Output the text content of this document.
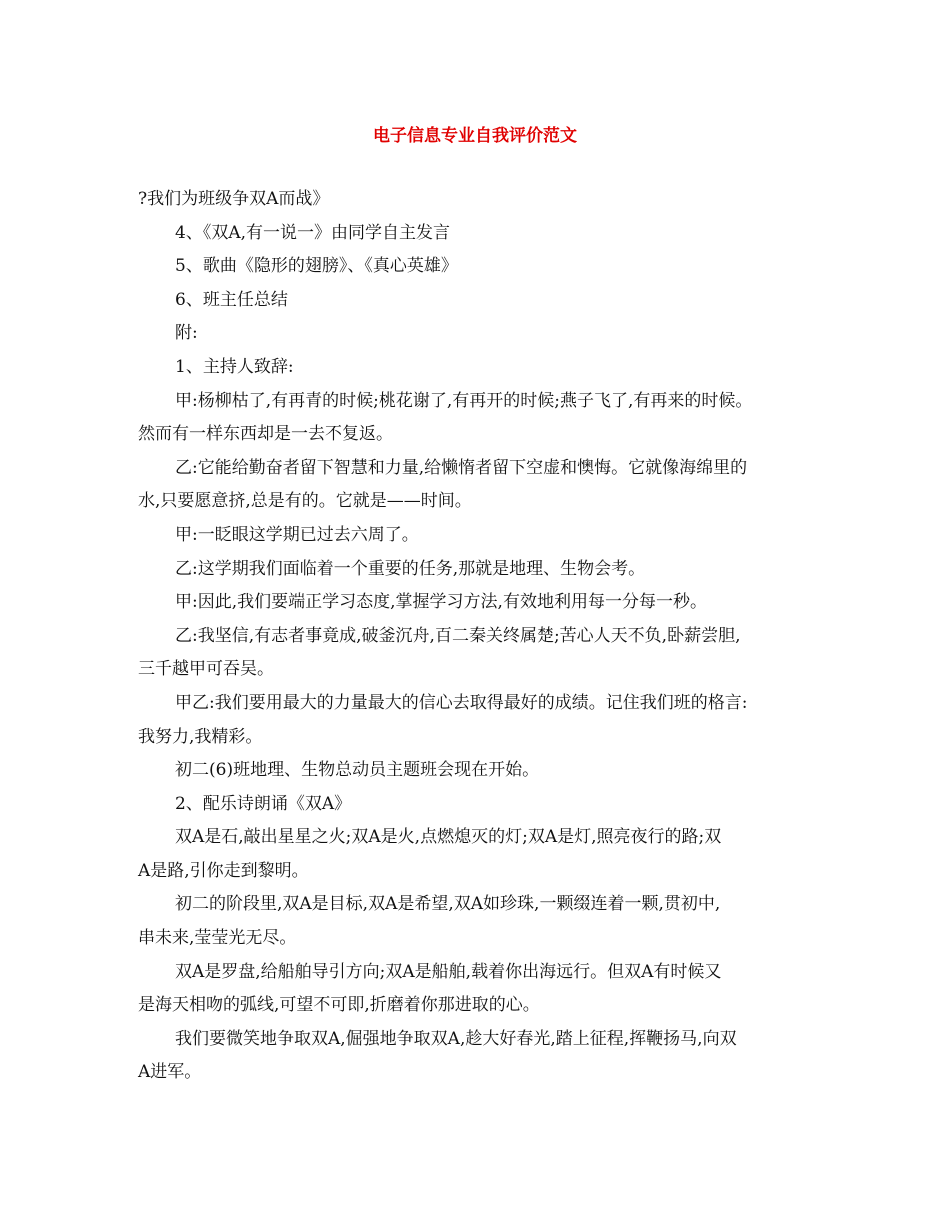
电子信息专业自我评价范文

?我们为班级争双A而战》

4、《双A,有一说一》由同学自主发言

5、歌曲《隐形的翅膀》、《真心英雄》

6、班主任总结

附:

1、主持人致辞:

甲:杨柳枯了,有再青的时候;桃花谢了,有再开的时候;燕子飞了,有再来的时候。

然而有一样东西却是一去不复返。

乙:它能给勤奋者留下智慧和力量,给懒惰者留下空虚和懊悔。它就像海绵里的

水,只要愿意挤,总是有的。它就是——时间。

甲:一眨眼这学期已过去六周了。

乙:这学期我们面临着一个重要的任务,那就是地理、生物会考。

甲:因此,我们要端正学习态度,掌握学习方法,有效地利用每一分每一秒。

乙:我坚信,有志者事竟成,破釜沉舟,百二秦关终属楚;苦心人天不负,卧薪尝胆,

三千越甲可吞吴。

甲乙:我们要用最大的力量最大的信心去取得最好的成绩。记住我们班的格言:

我努力,我精彩。

初二(6)班地理、生物总动员主题班会现在开始。

2、配乐诗朗诵《双A》

双A是石,敲出星星之火;双A是火,点燃熄灭的灯;双A是灯,照亮夜行的路;双

A是路,引你走到黎明。

初二的阶段里,双A是目标,双A是希望,双A如珍珠,一颗缀连着一颗,贯初中,

串未来,莹莹光无尽。

双A是罗盘,给船舶导引方向;双A是船舶,载着你出海远行。但双A有时候又

是海天相吻的弧线,可望不可即,折磨着你那进取的心。

我们要微笑地争取双A,倔强地争取双A,趁大好春光,踏上征程,挥鞭扬马,向双

A进军。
-- -- --
Reproduce every entry word for word, but omit the pictures.

• **Finished task**:
Output the text content of this document.
电子信息专业自我评价范文

?我们为班级争双A而战》

4、《双A,有一说一》由同学自主发言

5、歌曲《隐形的翅膀》、《真心英雄》

6、班主任总结

附:

1、主持人致辞:

甲:杨柳枯了,有再青的时候;桃花谢了,有再开的时候;燕子飞了,有再来的时候。

然而有一样东西却是一去不复返。

乙:它能给勤奋者留下智慧和力量,给懒惰者留下空虚和懊悔。它就像海绵里的

水,只要愿意挤,总是有的。它就是——时间。

甲:一眨眼这学期已过去六周了。

乙:这学期我们面临着一个重要的任务,那就是地理、生物会考。

甲:因此,我们要端正学习态度,掌握学习方法,有效地利用每一分每一秒。

乙:我坚信,有志者事竟成,破釜沉舟,百二秦关终属楚;苦心人天不负,卧薪尝胆,

三千越甲可吞吴。

甲乙:我们要用最大的力量最大的信心去取得最好的成绩。记住我们班的格言:

我努力,我精彩。

初二(6)班地理、生物总动员主题班会现在开始。

2、配乐诗朗诵《双A》

双A是石,敲出星星之火;双A是火,点燃熄灭的灯;双A是灯,照亮夜行的路;双

A是路,引你走到黎明。

初二的阶段里,双A是目标,双A是希望,双A如珍珠,一颗缀连着一颗,贯初中,

串未来,莹莹光无尽。

双A是罗盘,给船舶导引方向;双A是船舶,载着你出海远行。但双A有时候又

是海天相吻的弧线,可望不可即,折磨着你那进取的心。

我们要微笑地争取双A,倔强地争取双A,趁大好春光,踏上征程,挥鞭扬马,向双

A进军。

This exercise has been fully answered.